**Instructions for the task**
State how many lines in the entries below contain "Creation". Write nothing but the number.

○ ○ ○

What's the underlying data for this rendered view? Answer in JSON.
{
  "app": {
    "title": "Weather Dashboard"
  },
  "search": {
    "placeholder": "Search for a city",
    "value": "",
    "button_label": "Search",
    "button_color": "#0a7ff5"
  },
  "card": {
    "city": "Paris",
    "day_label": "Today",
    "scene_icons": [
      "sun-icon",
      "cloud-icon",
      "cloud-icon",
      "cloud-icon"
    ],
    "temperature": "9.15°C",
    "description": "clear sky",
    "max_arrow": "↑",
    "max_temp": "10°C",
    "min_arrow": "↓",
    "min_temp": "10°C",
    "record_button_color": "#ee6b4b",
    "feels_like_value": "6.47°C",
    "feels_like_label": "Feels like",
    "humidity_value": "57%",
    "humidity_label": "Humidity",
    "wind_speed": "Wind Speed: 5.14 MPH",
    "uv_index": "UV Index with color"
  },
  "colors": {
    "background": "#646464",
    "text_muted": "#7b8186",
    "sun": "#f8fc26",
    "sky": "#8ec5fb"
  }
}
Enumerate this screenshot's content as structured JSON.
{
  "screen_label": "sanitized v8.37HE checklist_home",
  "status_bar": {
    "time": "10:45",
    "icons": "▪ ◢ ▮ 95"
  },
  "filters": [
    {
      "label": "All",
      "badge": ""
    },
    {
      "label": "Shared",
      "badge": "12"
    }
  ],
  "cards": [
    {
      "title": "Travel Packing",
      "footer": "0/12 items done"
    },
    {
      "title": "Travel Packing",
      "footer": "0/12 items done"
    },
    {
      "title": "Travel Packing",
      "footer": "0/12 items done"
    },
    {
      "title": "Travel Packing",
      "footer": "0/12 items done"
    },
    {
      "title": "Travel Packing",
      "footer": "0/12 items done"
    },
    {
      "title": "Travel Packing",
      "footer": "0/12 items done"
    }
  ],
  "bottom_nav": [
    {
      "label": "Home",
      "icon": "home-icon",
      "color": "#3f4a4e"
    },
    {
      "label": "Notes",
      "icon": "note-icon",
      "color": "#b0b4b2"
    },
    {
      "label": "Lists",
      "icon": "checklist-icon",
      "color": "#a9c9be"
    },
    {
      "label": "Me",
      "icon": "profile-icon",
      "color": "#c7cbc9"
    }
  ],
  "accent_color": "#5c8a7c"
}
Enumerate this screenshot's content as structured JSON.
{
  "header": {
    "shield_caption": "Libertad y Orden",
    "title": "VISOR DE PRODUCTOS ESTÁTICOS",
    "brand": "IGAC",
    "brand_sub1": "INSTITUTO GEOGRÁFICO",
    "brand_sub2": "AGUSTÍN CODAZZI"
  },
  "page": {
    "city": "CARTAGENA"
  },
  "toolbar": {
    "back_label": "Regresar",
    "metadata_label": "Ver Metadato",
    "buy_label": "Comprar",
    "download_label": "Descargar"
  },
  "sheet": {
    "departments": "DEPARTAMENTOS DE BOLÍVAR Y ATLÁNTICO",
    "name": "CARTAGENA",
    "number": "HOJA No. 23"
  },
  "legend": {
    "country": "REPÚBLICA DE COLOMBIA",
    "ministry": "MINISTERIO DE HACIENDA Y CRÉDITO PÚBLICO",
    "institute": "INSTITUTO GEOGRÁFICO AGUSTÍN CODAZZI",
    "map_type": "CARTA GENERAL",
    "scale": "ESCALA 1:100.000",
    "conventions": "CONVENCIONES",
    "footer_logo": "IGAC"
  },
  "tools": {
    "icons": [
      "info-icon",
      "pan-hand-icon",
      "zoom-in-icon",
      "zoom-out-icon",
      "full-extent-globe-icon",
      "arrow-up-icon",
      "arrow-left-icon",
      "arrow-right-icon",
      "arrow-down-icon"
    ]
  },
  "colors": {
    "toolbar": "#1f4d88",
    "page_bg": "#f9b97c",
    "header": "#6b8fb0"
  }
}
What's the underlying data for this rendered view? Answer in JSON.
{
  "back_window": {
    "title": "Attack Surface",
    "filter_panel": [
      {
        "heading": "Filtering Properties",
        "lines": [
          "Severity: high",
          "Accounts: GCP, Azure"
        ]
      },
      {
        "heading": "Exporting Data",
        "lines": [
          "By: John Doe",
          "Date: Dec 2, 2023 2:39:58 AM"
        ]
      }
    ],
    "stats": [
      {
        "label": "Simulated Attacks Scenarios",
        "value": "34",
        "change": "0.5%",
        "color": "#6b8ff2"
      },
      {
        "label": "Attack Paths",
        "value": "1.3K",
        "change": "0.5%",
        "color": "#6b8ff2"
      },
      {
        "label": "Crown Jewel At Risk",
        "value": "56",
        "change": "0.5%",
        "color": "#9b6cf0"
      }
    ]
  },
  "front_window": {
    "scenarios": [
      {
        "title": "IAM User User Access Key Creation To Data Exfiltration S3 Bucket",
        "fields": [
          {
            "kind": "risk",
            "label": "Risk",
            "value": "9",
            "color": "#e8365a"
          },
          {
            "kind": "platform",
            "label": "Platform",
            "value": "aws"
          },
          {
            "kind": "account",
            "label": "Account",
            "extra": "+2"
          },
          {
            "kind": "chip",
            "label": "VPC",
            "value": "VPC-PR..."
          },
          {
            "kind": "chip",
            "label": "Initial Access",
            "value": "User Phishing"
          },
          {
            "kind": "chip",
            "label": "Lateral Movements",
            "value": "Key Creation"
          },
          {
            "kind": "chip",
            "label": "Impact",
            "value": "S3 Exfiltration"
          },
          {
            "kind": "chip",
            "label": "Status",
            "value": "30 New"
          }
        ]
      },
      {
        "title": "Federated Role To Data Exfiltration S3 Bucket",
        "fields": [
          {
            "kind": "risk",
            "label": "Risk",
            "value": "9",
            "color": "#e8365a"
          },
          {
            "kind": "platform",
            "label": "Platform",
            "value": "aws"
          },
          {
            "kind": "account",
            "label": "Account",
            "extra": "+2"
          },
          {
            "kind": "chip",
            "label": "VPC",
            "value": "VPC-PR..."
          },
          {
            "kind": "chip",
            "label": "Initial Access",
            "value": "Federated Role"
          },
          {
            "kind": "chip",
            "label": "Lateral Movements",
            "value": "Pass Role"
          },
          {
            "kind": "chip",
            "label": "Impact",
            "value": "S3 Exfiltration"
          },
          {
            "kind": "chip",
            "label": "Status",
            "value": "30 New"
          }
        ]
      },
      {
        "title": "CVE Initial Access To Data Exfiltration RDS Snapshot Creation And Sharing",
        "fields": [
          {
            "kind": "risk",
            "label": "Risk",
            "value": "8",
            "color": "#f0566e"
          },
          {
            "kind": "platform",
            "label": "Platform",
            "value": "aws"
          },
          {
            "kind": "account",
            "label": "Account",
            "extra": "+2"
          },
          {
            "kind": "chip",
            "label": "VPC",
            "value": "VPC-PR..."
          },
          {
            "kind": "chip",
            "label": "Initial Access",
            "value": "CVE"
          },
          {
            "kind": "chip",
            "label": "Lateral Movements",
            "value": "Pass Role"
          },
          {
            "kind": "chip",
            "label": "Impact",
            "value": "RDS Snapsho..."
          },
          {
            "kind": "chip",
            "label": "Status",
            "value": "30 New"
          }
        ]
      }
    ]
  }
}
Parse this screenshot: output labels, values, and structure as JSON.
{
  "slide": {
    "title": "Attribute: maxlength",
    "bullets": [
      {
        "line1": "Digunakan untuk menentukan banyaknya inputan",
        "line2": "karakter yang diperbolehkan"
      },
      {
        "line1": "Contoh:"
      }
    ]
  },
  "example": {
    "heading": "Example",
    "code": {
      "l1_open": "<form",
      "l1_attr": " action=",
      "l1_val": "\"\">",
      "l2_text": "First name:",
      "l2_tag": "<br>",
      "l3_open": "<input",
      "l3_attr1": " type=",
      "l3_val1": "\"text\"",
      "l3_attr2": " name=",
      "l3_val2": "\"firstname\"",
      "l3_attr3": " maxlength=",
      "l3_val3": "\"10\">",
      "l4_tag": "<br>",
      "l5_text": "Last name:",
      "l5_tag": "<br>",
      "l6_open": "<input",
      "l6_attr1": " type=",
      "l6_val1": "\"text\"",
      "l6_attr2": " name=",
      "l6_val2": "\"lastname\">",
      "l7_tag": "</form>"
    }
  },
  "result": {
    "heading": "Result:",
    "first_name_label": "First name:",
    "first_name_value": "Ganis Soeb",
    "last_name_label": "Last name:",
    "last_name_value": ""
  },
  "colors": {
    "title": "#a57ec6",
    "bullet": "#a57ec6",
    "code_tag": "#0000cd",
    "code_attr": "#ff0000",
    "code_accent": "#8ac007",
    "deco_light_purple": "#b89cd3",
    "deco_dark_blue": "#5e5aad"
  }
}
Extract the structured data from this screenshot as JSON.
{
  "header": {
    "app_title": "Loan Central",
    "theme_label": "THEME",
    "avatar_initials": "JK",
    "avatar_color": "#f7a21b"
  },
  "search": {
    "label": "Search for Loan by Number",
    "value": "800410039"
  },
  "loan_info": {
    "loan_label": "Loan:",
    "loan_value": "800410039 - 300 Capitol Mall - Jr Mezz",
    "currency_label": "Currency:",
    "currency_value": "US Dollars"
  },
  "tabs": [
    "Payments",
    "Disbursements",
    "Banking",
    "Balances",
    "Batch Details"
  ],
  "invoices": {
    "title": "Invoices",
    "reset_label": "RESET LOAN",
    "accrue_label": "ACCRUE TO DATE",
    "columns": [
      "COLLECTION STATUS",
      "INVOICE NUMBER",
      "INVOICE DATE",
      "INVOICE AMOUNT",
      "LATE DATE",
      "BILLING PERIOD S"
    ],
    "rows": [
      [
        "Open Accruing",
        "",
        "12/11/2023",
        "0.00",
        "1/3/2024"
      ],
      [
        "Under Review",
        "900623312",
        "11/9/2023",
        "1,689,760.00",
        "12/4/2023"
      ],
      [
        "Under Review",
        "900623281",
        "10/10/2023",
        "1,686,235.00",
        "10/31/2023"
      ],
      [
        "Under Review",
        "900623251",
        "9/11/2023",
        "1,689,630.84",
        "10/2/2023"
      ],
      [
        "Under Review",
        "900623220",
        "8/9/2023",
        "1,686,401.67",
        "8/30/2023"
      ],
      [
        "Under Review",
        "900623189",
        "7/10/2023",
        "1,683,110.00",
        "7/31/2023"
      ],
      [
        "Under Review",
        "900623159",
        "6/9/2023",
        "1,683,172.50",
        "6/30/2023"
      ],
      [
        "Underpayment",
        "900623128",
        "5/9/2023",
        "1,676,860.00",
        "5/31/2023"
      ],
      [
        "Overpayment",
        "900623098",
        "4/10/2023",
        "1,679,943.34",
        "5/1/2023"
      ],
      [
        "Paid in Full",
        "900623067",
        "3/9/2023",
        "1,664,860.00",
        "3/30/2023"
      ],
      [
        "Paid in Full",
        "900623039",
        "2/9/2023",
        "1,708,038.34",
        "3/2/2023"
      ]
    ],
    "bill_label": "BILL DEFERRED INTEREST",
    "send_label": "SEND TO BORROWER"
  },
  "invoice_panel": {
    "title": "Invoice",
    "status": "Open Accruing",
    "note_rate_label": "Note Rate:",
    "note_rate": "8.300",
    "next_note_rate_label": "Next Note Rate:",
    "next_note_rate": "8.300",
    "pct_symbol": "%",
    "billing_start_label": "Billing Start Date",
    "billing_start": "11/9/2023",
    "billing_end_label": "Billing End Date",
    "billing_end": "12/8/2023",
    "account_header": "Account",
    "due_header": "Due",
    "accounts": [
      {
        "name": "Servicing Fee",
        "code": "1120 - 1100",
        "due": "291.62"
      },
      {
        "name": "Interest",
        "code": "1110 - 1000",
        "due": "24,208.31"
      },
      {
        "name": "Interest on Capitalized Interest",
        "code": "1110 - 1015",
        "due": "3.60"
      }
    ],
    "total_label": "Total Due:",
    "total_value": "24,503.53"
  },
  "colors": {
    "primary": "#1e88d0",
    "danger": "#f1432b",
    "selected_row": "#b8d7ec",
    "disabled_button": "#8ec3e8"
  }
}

○ ○ ○

**Answer below**
3